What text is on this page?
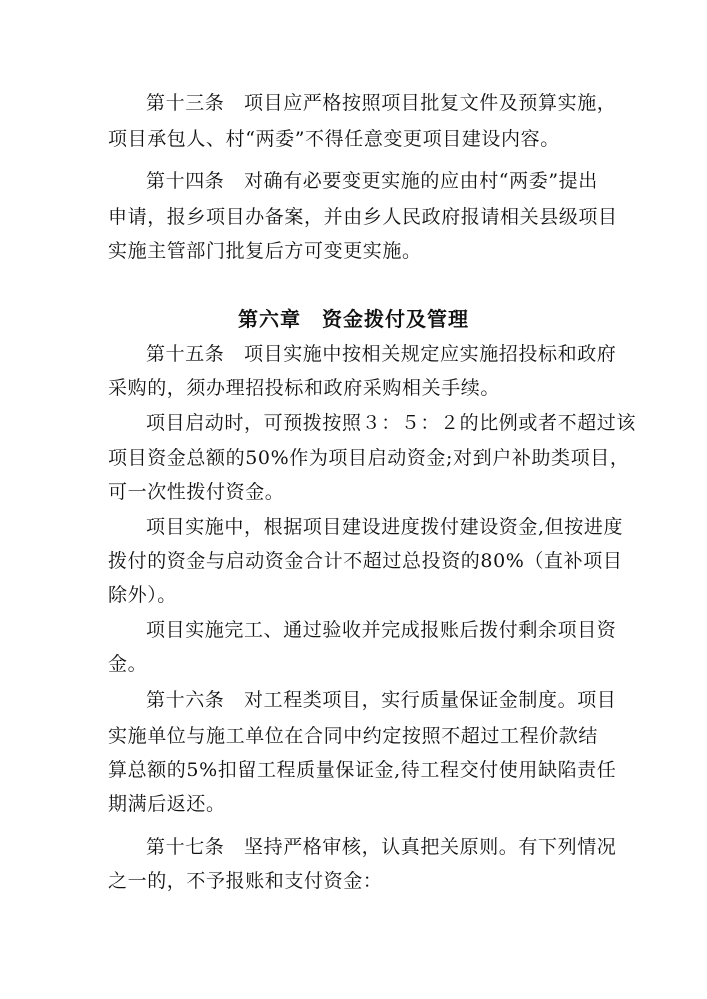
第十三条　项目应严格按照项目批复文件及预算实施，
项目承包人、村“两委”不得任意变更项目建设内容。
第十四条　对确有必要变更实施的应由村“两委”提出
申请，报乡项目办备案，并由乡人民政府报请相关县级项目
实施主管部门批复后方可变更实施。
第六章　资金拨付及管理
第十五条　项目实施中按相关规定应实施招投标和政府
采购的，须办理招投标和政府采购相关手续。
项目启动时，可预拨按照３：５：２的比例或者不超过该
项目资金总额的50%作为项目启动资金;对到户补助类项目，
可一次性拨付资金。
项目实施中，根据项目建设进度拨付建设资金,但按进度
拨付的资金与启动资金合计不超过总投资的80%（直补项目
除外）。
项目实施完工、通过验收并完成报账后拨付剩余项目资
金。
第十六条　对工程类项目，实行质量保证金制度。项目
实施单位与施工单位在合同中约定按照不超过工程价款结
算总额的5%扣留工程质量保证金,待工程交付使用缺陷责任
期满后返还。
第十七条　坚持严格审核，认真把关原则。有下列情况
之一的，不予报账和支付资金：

== Problem ==
The pictures should not appear in the copy; every other part of the records above must be returned exactly.

== Exercise output ==
What text is on this page?
第十三条　项目应严格按照项目批复文件及预算实施，
项目承包人、村“两委”不得任意变更项目建设内容。
第十四条　对确有必要变更实施的应由村“两委”提出
申请，报乡项目办备案，并由乡人民政府报请相关县级项目
实施主管部门批复后方可变更实施。
第六章　资金拨付及管理
第十五条　项目实施中按相关规定应实施招投标和政府
采购的，须办理招投标和政府采购相关手续。
项目启动时，可预拨按照３：５：２的比例或者不超过该
项目资金总额的50%作为项目启动资金;对到户补助类项目，
可一次性拨付资金。
项目实施中，根据项目建设进度拨付建设资金,但按进度
拨付的资金与启动资金合计不超过总投资的80%（直补项目
除外）。
项目实施完工、通过验收并完成报账后拨付剩余项目资
金。
第十六条　对工程类项目，实行质量保证金制度。项目
实施单位与施工单位在合同中约定按照不超过工程价款结
算总额的5%扣留工程质量保证金,待工程交付使用缺陷责任
期满后返还。
第十七条　坚持严格审核，认真把关原则。有下列情况
之一的，不予报账和支付资金：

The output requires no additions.